[START Material shown]
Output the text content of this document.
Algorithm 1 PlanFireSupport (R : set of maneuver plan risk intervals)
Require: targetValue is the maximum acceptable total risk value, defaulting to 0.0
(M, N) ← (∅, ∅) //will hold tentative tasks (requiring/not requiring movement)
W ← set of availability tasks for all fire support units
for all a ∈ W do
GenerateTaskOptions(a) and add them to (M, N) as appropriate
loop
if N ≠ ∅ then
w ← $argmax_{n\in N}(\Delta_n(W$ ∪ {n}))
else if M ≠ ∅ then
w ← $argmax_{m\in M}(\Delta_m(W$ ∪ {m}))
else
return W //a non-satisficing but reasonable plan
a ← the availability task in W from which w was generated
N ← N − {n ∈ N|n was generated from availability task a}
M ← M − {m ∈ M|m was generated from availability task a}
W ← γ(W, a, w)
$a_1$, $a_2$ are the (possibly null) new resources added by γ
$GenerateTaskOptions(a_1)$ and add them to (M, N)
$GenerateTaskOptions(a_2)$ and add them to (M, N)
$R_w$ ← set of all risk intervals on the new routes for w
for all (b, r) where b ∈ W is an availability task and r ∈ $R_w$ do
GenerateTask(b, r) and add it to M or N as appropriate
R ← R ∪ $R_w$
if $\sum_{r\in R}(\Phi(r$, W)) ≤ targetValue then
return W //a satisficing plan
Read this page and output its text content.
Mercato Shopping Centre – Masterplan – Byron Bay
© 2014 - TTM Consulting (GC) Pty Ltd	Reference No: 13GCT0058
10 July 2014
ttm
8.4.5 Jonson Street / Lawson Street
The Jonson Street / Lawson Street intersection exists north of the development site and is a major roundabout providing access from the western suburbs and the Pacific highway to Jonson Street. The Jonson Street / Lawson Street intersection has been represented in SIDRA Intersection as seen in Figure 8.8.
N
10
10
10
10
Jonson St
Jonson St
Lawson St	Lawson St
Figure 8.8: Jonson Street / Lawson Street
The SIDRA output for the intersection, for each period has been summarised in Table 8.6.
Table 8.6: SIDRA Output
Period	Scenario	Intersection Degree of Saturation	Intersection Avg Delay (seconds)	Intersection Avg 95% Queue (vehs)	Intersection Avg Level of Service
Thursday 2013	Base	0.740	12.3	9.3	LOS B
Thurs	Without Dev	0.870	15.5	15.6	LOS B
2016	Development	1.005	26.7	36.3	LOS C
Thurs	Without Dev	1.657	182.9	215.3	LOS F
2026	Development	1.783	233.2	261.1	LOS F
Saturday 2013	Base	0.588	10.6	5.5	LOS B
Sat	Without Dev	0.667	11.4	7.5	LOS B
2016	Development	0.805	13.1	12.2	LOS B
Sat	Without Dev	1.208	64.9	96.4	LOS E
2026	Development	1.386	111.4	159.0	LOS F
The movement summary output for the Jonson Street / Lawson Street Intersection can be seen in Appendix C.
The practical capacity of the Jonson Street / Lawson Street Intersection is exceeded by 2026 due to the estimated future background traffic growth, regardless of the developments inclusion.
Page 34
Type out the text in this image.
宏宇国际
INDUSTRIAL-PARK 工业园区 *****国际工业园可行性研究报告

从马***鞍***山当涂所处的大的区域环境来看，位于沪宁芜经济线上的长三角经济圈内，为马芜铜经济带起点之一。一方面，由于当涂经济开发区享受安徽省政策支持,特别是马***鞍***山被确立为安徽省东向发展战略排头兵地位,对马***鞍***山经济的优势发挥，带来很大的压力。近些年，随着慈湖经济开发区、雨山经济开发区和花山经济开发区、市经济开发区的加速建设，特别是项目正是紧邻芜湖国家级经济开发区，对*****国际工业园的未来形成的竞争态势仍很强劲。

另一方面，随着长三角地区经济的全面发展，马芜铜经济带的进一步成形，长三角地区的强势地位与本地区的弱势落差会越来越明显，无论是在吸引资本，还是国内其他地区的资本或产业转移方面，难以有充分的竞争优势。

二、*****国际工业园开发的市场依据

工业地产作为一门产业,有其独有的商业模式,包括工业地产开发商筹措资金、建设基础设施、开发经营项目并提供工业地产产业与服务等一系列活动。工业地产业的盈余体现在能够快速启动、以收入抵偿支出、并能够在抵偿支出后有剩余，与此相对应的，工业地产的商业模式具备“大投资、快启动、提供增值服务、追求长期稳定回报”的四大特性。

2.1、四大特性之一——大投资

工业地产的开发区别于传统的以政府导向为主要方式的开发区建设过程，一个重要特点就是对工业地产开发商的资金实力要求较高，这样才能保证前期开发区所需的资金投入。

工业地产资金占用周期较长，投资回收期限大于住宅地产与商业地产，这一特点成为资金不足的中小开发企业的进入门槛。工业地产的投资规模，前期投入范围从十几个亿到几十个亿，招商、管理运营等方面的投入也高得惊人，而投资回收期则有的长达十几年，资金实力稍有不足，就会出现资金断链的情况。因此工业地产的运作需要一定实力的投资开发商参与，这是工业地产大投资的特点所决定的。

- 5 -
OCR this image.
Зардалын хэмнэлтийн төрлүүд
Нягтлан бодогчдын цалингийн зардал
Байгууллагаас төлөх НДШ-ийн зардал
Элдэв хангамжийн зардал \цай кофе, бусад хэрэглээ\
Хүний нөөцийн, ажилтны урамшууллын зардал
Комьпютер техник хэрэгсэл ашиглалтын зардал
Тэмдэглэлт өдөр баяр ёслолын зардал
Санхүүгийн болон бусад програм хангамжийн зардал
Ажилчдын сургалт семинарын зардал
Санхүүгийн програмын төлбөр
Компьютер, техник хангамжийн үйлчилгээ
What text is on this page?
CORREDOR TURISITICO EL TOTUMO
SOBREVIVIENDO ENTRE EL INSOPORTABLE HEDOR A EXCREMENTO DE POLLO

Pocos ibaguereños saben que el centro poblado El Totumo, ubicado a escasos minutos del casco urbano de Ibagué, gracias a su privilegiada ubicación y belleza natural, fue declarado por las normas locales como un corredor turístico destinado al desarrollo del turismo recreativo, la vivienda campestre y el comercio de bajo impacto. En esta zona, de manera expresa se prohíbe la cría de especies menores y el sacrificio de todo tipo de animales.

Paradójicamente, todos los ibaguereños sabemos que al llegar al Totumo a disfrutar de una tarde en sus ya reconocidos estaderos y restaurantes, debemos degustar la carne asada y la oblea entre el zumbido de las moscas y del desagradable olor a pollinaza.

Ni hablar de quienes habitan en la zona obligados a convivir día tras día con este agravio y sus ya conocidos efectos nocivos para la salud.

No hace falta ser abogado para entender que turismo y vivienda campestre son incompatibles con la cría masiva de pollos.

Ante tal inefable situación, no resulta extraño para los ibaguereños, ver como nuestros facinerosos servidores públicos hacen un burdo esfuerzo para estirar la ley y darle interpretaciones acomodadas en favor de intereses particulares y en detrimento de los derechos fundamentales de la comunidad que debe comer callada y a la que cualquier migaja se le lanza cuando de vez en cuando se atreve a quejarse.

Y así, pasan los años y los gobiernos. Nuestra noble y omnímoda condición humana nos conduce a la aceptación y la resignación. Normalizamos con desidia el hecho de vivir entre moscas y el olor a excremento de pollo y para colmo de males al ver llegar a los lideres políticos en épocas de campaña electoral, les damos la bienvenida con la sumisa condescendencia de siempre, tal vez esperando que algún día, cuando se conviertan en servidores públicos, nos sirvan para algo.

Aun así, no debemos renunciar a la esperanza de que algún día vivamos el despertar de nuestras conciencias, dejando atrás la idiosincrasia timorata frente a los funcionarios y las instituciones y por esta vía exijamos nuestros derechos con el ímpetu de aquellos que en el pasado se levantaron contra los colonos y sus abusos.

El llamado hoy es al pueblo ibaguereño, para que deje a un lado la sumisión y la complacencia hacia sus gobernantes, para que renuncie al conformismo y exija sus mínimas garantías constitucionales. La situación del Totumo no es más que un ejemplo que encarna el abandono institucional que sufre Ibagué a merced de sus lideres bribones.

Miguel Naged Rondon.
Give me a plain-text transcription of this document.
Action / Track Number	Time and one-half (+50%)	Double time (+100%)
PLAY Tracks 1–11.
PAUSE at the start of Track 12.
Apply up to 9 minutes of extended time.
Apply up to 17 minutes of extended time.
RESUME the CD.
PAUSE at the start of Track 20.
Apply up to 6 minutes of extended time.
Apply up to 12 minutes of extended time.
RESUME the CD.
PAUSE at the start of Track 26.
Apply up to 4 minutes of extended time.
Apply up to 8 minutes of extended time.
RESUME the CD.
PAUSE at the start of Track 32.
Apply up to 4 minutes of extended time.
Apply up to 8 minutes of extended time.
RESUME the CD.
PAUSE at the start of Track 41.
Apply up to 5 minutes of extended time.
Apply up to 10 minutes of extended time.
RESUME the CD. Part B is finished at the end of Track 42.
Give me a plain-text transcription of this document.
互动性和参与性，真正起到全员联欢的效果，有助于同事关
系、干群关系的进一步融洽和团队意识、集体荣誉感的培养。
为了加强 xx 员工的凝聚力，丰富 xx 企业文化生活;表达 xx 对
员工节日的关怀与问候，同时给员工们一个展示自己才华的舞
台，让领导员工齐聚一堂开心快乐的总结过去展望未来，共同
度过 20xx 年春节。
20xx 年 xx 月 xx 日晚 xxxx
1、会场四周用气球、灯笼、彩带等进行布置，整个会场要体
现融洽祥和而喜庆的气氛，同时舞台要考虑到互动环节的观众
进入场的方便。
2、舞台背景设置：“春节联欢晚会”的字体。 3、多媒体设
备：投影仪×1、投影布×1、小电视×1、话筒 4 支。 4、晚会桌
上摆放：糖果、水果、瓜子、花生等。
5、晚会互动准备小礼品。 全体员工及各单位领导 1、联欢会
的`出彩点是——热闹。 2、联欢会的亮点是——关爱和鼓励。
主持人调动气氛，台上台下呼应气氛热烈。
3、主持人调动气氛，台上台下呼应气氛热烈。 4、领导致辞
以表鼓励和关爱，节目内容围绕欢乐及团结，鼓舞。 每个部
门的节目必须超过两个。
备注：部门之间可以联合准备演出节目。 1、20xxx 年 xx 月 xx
[END Material shown]
Job: Provide the number of lines in the entries that include "intervals", and no other text.

Problem solution: 2